The exercise
Each entry needs to be restated exactly as written.

Available data
-- BEGIN --
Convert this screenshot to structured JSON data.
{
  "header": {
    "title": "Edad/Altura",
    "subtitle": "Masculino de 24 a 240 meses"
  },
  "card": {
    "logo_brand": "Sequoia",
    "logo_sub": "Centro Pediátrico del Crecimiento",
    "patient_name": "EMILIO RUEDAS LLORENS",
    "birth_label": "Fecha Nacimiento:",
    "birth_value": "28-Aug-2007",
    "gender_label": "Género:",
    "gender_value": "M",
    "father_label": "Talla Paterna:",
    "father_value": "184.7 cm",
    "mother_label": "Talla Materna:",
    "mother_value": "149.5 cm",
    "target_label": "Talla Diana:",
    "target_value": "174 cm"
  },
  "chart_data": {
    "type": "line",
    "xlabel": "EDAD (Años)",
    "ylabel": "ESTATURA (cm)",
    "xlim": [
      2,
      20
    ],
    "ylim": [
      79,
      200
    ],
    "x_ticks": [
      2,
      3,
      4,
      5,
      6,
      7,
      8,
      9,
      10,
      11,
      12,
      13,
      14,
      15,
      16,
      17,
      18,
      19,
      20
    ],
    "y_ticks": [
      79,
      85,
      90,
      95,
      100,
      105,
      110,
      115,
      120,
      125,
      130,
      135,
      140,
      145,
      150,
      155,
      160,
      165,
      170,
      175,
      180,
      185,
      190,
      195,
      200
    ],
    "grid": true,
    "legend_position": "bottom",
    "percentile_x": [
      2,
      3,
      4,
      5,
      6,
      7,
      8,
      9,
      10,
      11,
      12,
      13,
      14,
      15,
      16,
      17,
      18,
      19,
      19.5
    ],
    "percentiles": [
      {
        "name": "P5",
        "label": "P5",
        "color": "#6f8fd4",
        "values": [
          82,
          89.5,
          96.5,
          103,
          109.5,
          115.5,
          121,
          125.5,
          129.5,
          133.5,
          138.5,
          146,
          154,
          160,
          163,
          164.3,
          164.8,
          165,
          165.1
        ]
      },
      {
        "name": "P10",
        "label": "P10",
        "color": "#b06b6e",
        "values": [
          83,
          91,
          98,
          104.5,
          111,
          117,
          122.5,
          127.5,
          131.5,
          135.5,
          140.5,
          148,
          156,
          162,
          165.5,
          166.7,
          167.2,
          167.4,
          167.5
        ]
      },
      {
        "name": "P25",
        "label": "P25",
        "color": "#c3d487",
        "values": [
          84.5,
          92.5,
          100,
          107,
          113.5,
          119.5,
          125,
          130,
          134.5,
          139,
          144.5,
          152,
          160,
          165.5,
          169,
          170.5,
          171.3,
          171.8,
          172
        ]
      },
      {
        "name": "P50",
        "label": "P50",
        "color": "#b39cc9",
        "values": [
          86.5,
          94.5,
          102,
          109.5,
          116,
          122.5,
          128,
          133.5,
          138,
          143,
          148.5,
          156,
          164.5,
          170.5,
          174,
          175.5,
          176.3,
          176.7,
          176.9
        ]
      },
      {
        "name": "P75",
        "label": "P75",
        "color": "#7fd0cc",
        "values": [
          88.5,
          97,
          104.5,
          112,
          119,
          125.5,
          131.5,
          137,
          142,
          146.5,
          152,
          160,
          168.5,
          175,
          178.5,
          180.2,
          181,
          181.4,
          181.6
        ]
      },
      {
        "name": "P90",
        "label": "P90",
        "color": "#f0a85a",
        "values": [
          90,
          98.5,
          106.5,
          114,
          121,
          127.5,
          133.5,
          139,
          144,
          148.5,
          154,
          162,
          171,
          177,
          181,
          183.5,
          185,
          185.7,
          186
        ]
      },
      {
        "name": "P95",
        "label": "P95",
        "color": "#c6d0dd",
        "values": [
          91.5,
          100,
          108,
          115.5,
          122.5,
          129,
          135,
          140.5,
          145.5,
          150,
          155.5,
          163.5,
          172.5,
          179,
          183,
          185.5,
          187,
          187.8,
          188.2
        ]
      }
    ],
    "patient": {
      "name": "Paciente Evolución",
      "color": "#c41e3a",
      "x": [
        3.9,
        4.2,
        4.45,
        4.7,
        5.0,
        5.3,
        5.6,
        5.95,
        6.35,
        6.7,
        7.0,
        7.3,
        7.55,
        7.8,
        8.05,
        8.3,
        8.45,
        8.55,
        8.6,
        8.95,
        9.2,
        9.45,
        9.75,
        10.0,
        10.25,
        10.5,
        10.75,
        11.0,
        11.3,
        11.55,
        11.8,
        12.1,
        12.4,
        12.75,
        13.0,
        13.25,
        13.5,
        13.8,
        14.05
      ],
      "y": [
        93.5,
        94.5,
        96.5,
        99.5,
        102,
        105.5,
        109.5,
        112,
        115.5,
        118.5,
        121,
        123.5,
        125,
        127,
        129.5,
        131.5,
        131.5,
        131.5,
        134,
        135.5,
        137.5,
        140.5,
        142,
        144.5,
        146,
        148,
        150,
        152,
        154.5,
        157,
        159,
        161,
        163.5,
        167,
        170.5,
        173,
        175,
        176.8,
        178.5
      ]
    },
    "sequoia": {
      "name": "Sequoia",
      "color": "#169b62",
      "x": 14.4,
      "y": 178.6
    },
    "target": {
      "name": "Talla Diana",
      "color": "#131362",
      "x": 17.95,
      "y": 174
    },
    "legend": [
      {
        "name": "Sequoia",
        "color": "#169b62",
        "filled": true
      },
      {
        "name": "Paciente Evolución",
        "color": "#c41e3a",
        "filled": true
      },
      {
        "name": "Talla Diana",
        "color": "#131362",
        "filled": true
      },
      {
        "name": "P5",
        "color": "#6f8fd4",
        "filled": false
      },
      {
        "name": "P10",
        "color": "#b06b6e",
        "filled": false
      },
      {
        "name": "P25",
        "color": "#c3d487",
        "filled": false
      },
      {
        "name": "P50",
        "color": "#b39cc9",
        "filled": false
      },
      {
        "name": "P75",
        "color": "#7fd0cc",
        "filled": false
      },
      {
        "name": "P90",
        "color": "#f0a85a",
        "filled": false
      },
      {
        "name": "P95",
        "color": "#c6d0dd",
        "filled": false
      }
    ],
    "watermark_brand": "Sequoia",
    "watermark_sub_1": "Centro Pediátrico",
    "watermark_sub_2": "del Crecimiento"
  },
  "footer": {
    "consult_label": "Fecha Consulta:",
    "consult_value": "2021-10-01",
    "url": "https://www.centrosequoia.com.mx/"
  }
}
-- END --
Task answer
Convert this screenshot to structured JSON data.
{
  "header": {
    "title": "Edad/Altura",
    "subtitle": "Masculino de 24 a 240 meses"
  },
  "card": {
    "logo_brand": "Sequoia",
    "logo_sub": "Centro Pediátrico del Crecimiento",
    "patient_name": "EMILIO RUEDAS LLORENS",
    "birth_label": "Fecha Nacimiento:",
    "birth_value": "28-Aug-2007",
    "gender_label": "Género:",
    "gender_value": "M",
    "father_label": "Talla Paterna:",
    "father_value": "184.7 cm",
    "mother_label": "Talla Materna:",
    "mother_value": "149.5 cm",
    "target_label": "Talla Diana:",
    "target_value": "174 cm"
  },
  "chart_data": {
    "type": "line",
    "xlabel": "EDAD (Años)",
    "ylabel": "ESTATURA (cm)",
    "xlim": [
      2,
      20
    ],
    "ylim": [
      79,
      200
    ],
    "x_ticks": [
      2,
      3,
      4,
      5,
      6,
      7,
      8,
      9,
      10,
      11,
      12,
      13,
      14,
      15,
      16,
      17,
      18,
      19,
      20
    ],
    "y_ticks": [
      79,
      85,
      90,
      95,
      100,
      105,
      110,
      115,
      120,
      125,
      130,
      135,
      140,
      145,
      150,
      155,
      160,
      165,
      170,
      175,
      180,
      185,
      190,
      195,
      200
    ],
    "grid": true,
    "legend_position": "bottom",
    "percentile_x": [
      2,
      3,
      4,
      5,
      6,
      7,
      8,
      9,
      10,
      11,
      12,
      13,
      14,
      15,
      16,
      17,
      18,
      19,
      19.5
    ],
    "percentiles": [
      {
        "name": "P5",
        "label": "P5",
        "color": "#6f8fd4",
        "values": [
          82,
          89.5,
          96.5,
          103,
          109.5,
          115.5,
          121,
          125.5,
          129.5,
          133.5,
          138.5,
          146,
          154,
          160,
          163,
          164.3,
          164.8,
          165,
          165.1
        ]
      },
      {
        "name": "P10",
        "label": "P10",
        "color": "#b06b6e",
        "values": [
          83,
          91,
          98,
          104.5,
          111,
          117,
          122.5,
          127.5,
          131.5,
          135.5,
          140.5,
          148,
          156,
          162,
          165.5,
          166.7,
          167.2,
          167.4,
          167.5
        ]
      },
      {
        "name": "P25",
        "label": "P25",
        "color": "#c3d487",
        "values": [
          84.5,
          92.5,
          100,
          107,
          113.5,
          119.5,
          125,
          130,
          134.5,
          139,
          144.5,
          152,
          160,
          165.5,
          169,
          170.5,
          171.3,
          171.8,
          172
        ]
      },
      {
        "name": "P50",
        "label": "P50",
        "color": "#b39cc9",
        "values": [
          86.5,
          94.5,
          102,
          109.5,
          116,
          122.5,
          128,
          133.5,
          138,
          143,
          148.5,
          156,
          164.5,
          170.5,
          174,
          175.5,
          176.3,
          176.7,
          176.9
        ]
      },
      {
        "name": "P75",
        "label": "P75",
        "color": "#7fd0cc",
        "values": [
          88.5,
          97,
          104.5,
          112,
          119,
          125.5,
          131.5,
          137,
          142,
          146.5,
          152,
          160,
          168.5,
          175,
          178.5,
          180.2,
          181,
          181.4,
          181.6
        ]
      },
      {
        "name": "P90",
        "label": "P90",
        "color": "#f0a85a",
        "values": [
          90,
          98.5,
          106.5,
          114,
          121,
          127.5,
          133.5,
          139,
          144,
          148.5,
          154,
          162,
          171,
          177,
          181,
          183.5,
          185,
          185.7,
          186
        ]
      },
      {
        "name": "P95",
        "label": "P95",
        "color": "#c6d0dd",
        "values": [
          91.5,
          100,
          108,
          115.5,
          122.5,
          129,
          135,
          140.5,
          145.5,
          150,
          155.5,
          163.5,
          172.5,
          179,
          183,
          185.5,
          187,
          187.8,
          188.2
        ]
      }
    ],
    "patient": {
      "name": "Paciente Evolución",
      "color": "#c41e3a",
      "x": [
        3.9,
        4.2,
        4.45,
        4.7,
        5.0,
        5.3,
        5.6,
        5.95,
        6.35,
        6.7,
        7.0,
        7.3,
        7.55,
        7.8,
        8.05,
        8.3,
        8.45,
        8.55,
        8.6,
        8.95,
        9.2,
        9.45,
        9.75,
        10.0,
        10.25,
        10.5,
        10.75,
        11.0,
        11.3,
        11.55,
        11.8,
        12.1,
        12.4,
        12.75,
        13.0,
        13.25,
        13.5,
        13.8,
        14.05
      ],
      "y": [
        93.5,
        94.5,
        96.5,
        99.5,
        102,
        105.5,
        109.5,
        112,
        115.5,
        118.5,
        121,
        123.5,
        125,
        127,
        129.5,
        131.5,
        131.5,
        131.5,
        134,
        135.5,
        137.5,
        140.5,
        142,
        144.5,
        146,
        148,
        150,
        152,
        154.5,
        157,
        159,
        161,
        163.5,
        167,
        170.5,
        173,
        175,
        176.8,
        178.5
      ]
    },
    "sequoia": {
      "name": "Sequoia",
      "color": "#169b62",
      "x": 14.4,
      "y": 178.6
    },
    "target": {
      "name": "Talla Diana",
      "color": "#131362",
      "x": 17.95,
      "y": 174
    },
    "legend": [
      {
        "name": "Sequoia",
        "color": "#169b62",
        "filled": true
      },
      {
        "name": "Paciente Evolución",
        "color": "#c41e3a",
        "filled": true
      },
      {
        "name": "Talla Diana",
        "color": "#131362",
        "filled": true
      },
      {
        "name": "P5",
        "color": "#6f8fd4",
        "filled": false
      },
      {
        "name": "P10",
        "color": "#b06b6e",
        "filled": false
      },
      {
        "name": "P25",
        "color": "#c3d487",
        "filled": false
      },
      {
        "name": "P50",
        "color": "#b39cc9",
        "filled": false
      },
      {
        "name": "P75",
        "color": "#7fd0cc",
        "filled": false
      },
      {
        "name": "P90",
        "color": "#f0a85a",
        "filled": false
      },
      {
        "name": "P95",
        "color": "#c6d0dd",
        "filled": false
      }
    ],
    "watermark_brand": "Sequoia",
    "watermark_sub_1": "Centro Pediátrico",
    "watermark_sub_2": "del Crecimiento"
  },
  "footer": {
    "consult_label": "Fecha Consulta:",
    "consult_value": "2021-10-01",
    "url": "https://www.centrosequoia.com.mx/"
  }
}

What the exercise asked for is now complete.